- Aim of the task -
Find the word "Ratio" in the listing below. Copy every line that has it.

- Data for processing -
-------
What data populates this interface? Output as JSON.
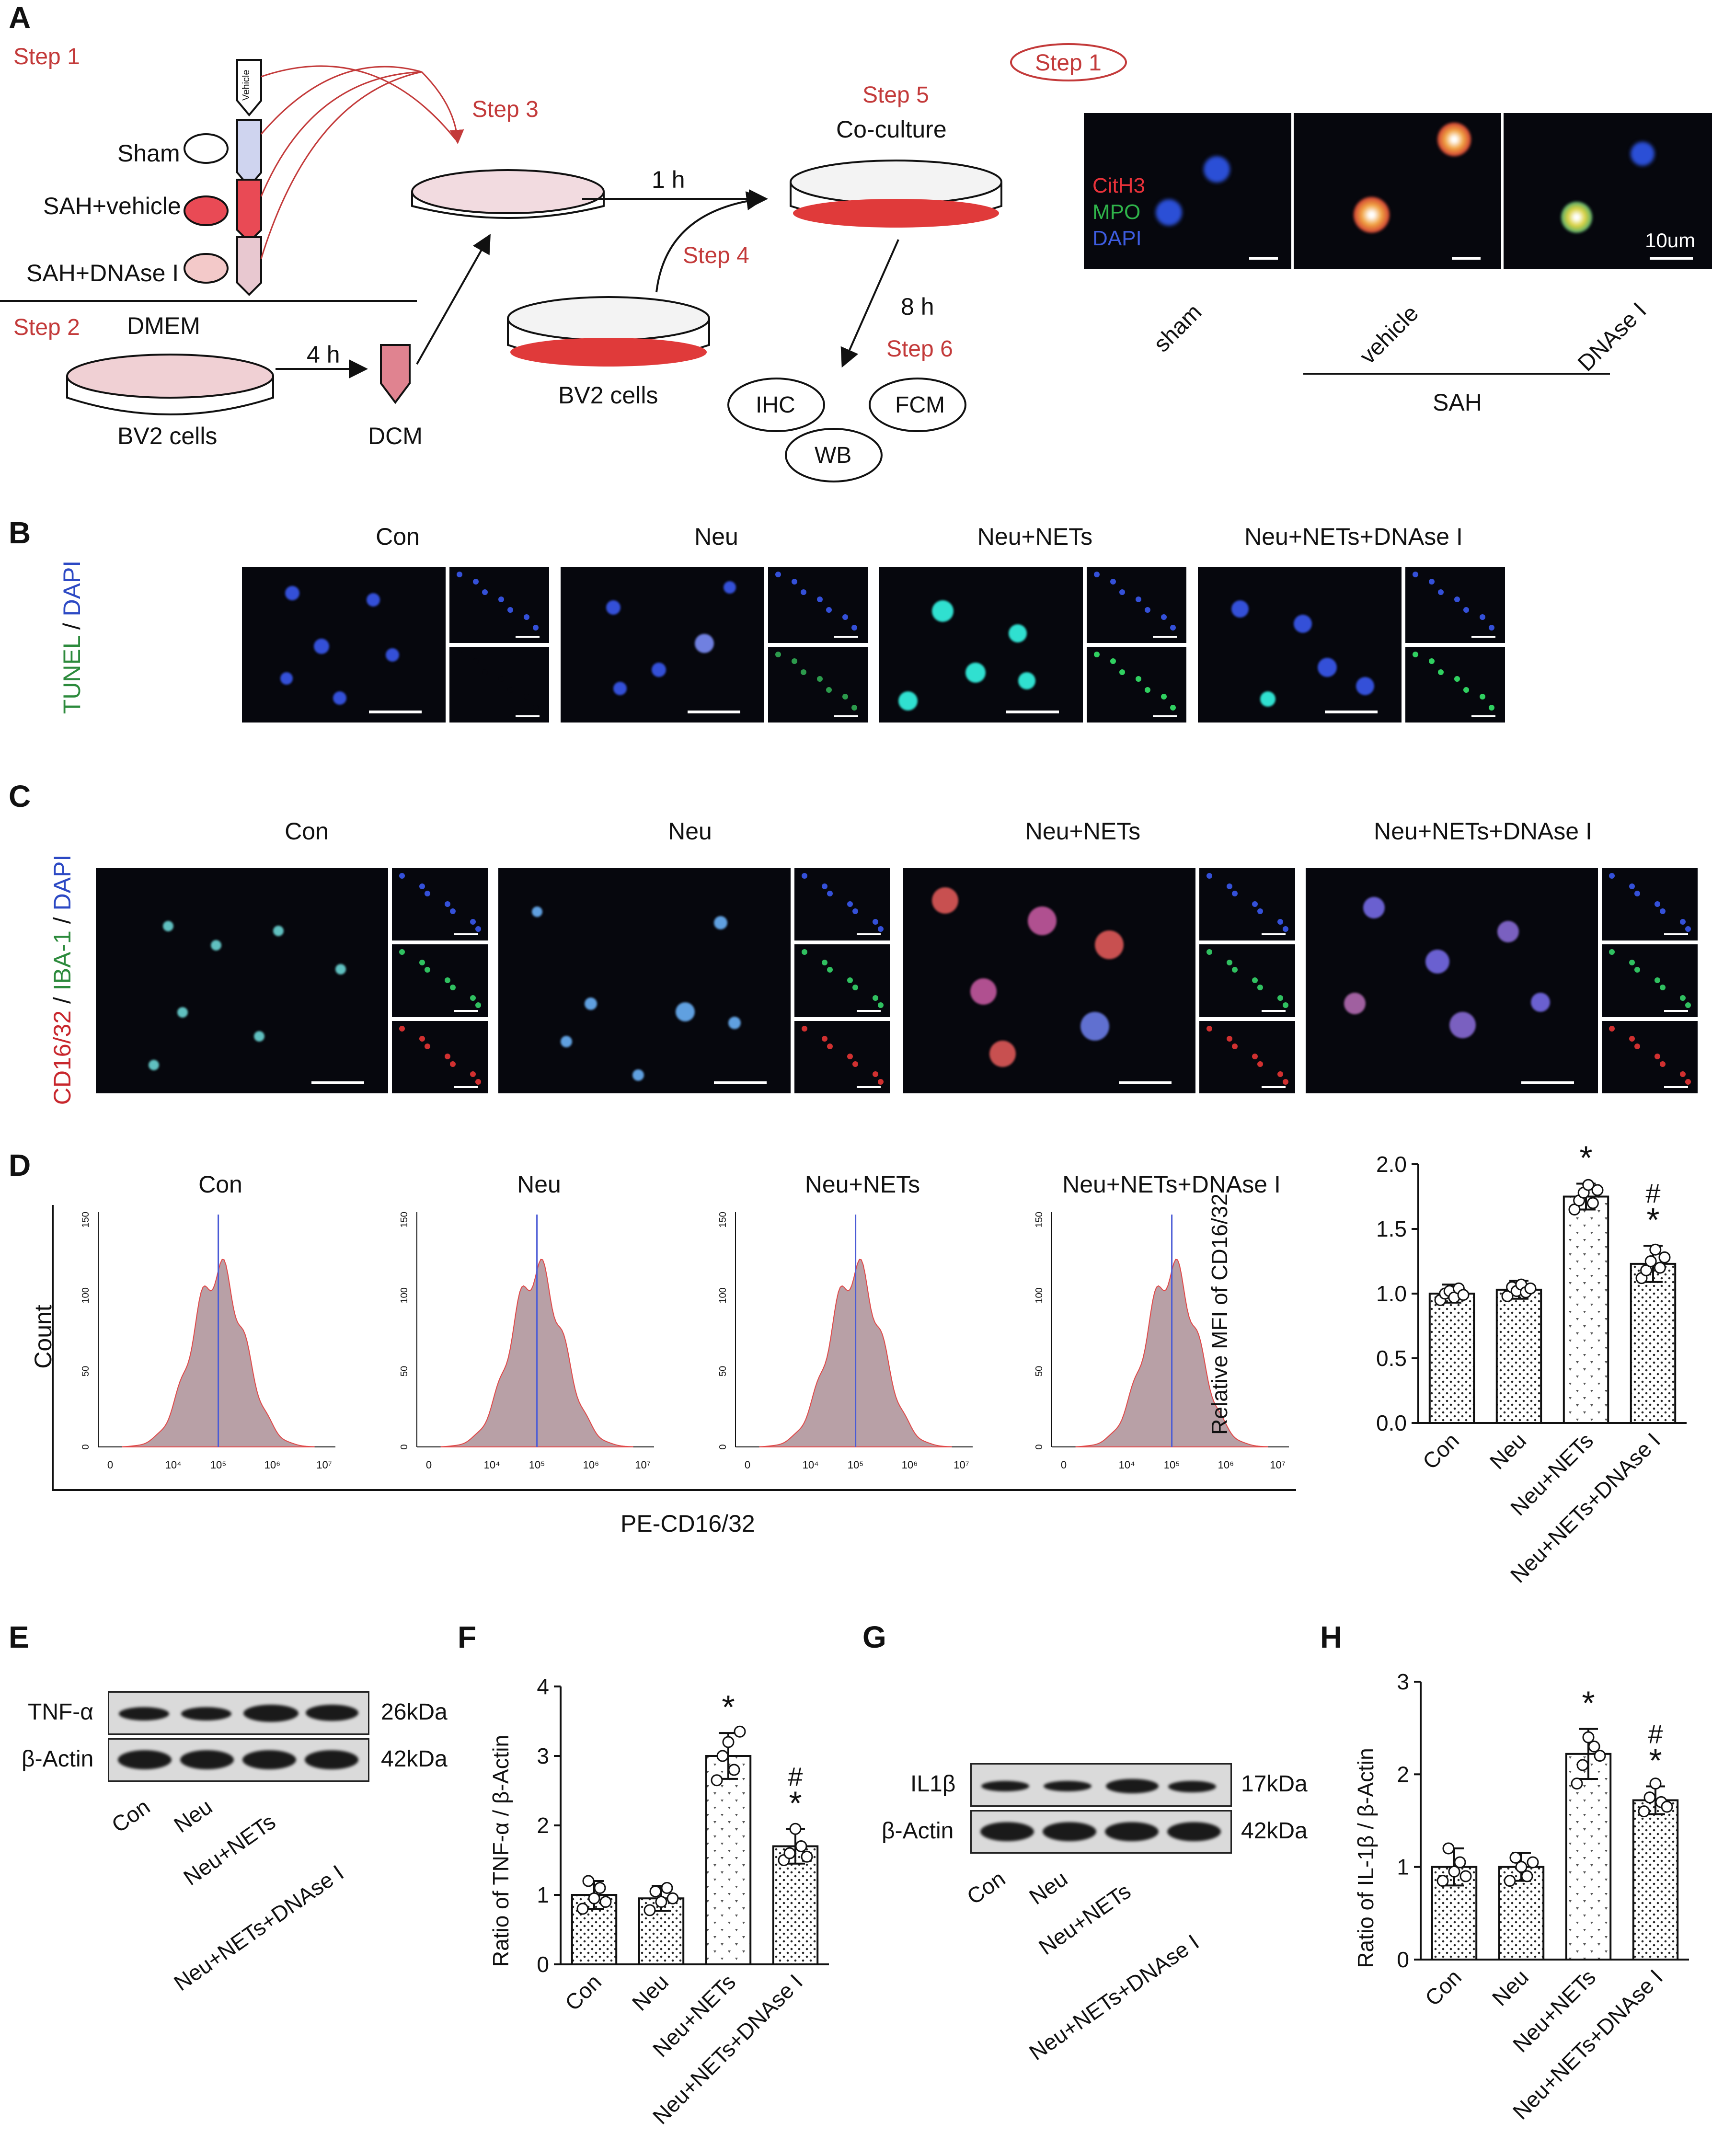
{
  "panel_labels": [
    "A",
    "B",
    "C",
    "D",
    "E",
    "F",
    "G",
    "H"
  ],
  "panelA": {
    "step1": "Step 1",
    "step2": "Step 2",
    "step3": "Step 3",
    "step4": "Step 4",
    "step5": "Step 5",
    "step6": "Step 6",
    "vehicle_tube": "Vehicle",
    "groups": [
      "Sham",
      "SAH+vehicle",
      "SAH+DNAse I"
    ],
    "dmem": "DMEM",
    "bv2_left": "BV2 cells",
    "bv2_mid": "BV2 cells",
    "dcm": "DCM",
    "time_4h": "4 h",
    "time_1h": "1 h",
    "time_8h": "8 h",
    "coculture": "Co-culture",
    "assays": [
      "IHC",
      "FCM",
      "WB"
    ],
    "micro_step1": "Step 1",
    "stain_labels": [
      {
        "text": "CitH3",
        "color": "#e8323a"
      },
      {
        "text": "MPO",
        "color": "#2fb34a"
      },
      {
        "text": "DAPI",
        "color": "#3d5ce0"
      }
    ],
    "scale_text": "10um",
    "micro_groups": [
      "sham",
      "vehicle",
      "DNAse I"
    ],
    "sah_label": "SAH"
  },
  "panelB": {
    "headers": [
      "Con",
      "Neu",
      "Neu+NETs",
      "Neu+NETs+DNAse I"
    ],
    "ylabel_parts": [
      {
        "text": "TUNEL",
        "color": "#2c8a3c"
      },
      {
        "text": " / ",
        "color": "#111111"
      },
      {
        "text": "DAPI",
        "color": "#2c49c4"
      }
    ]
  },
  "panelC": {
    "headers": [
      "Con",
      "Neu",
      "Neu+NETs",
      "Neu+NETs+DNAse I"
    ],
    "ylabel_parts": [
      {
        "text": "CD16/32",
        "color": "#c8272d"
      },
      {
        "text": " / ",
        "color": "#111111"
      },
      {
        "text": "IBA-1",
        "color": "#2c8a3c"
      },
      {
        "text": " / ",
        "color": "#111111"
      },
      {
        "text": "DAPI",
        "color": "#2c49c4"
      }
    ]
  },
  "panelD": {
    "headers": [
      "Con",
      "Neu",
      "Neu+NETs",
      "Neu+NETs+DNAse I"
    ],
    "ylabel": "Count",
    "xlabel": "PE-CD16/32",
    "y_ticks": [
      "0",
      "50",
      "100",
      "150"
    ],
    "x_ticks": [
      "0",
      "10⁴",
      "10⁵",
      "10⁶",
      "10⁷"
    ]
  },
  "panelE": {
    "rows": [
      {
        "label": "TNF-α",
        "size": "26kDa"
      },
      {
        "label": "β-Actin",
        "size": "42kDa"
      }
    ],
    "lanes": [
      "Con",
      "Neu",
      "Neu+NETs",
      "Neu+NETs+DNAse I"
    ]
  },
  "panelG": {
    "rows": [
      {
        "label": "IL1β",
        "size": "17kDa"
      },
      {
        "label": "β-Actin",
        "size": "42kDa"
      }
    ],
    "lanes": [
      "Con",
      "Neu",
      "Neu+NETs",
      "Neu+NETs+DNAse I"
    ]
  },
  "chart_data": [
    {
      "id": "D",
      "type": "bar",
      "ylabel": "Relative MFI of CD16/32",
      "categories": [
        "Con",
        "Neu",
        "Neu+NETs",
        "Neu+NETs+DNAse I"
      ],
      "values": [
        1.0,
        1.03,
        1.75,
        1.23
      ],
      "errors": [
        0.07,
        0.07,
        0.1,
        0.14
      ],
      "points": [
        [
          0.95,
          1.0,
          1.02,
          0.97,
          1.04,
          0.99
        ],
        [
          0.98,
          1.05,
          1.02,
          1.07,
          1.01,
          1.04
        ],
        [
          1.65,
          1.72,
          1.78,
          1.84,
          1.7,
          1.8
        ],
        [
          1.12,
          1.18,
          1.25,
          1.34,
          1.2,
          1.28
        ]
      ],
      "annotations": [
        "",
        "",
        "*",
        "#\n*"
      ],
      "ylim": [
        0,
        2.0
      ],
      "yticks": [
        "0.0",
        "0.5",
        "1.0",
        "1.5",
        "2.0"
      ],
      "patterns": [
        "dots",
        "dots",
        "tri",
        "dots"
      ]
    },
    {
      "id": "F",
      "type": "bar",
      "ylabel": "Ratio of TNF-α / β-Actin",
      "categories": [
        "Con",
        "Neu",
        "Neu+NETs",
        "Neu+NETs+DNAse I"
      ],
      "values": [
        1.0,
        0.95,
        3.0,
        1.7
      ],
      "errors": [
        0.2,
        0.18,
        0.33,
        0.25
      ],
      "points": [
        [
          0.8,
          1.2,
          0.95,
          1.1,
          0.9
        ],
        [
          0.78,
          1.05,
          0.9,
          1.1,
          0.95
        ],
        [
          2.65,
          3.0,
          3.2,
          2.8,
          3.35
        ],
        [
          1.5,
          1.6,
          1.95,
          1.7,
          1.55
        ]
      ],
      "annotations": [
        "",
        "",
        "*",
        "#\n*"
      ],
      "ylim": [
        0,
        4
      ],
      "yticks": [
        "0",
        "1",
        "2",
        "3",
        "4"
      ],
      "patterns": [
        "dots",
        "dots",
        "tri",
        "dots"
      ]
    },
    {
      "id": "H",
      "type": "bar",
      "ylabel": "Ratio of IL-1β / β-Actin",
      "categories": [
        "Con",
        "Neu",
        "Neu+NETs",
        "Neu+NETs+DNAse I"
      ],
      "values": [
        1.0,
        1.0,
        2.22,
        1.72
      ],
      "errors": [
        0.2,
        0.15,
        0.27,
        0.15
      ],
      "points": [
        [
          0.85,
          1.2,
          0.95,
          1.05,
          0.9
        ],
        [
          0.85,
          1.1,
          1.0,
          0.9,
          1.05
        ],
        [
          1.9,
          2.1,
          2.4,
          2.3,
          2.2
        ],
        [
          1.6,
          1.75,
          1.9,
          1.7,
          1.65
        ]
      ],
      "annotations": [
        "",
        "",
        "*",
        "#\n*"
      ],
      "ylim": [
        0,
        3
      ],
      "yticks": [
        "0",
        "1",
        "2",
        "3"
      ],
      "patterns": [
        "dots",
        "dots",
        "tri",
        "dots"
      ]
    }
  ]
}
-------
- Solution -
      "ylabel": "Ratio of TNF-α / β-Actin",
      "ylabel": "Ratio of IL-1β / β-Actin",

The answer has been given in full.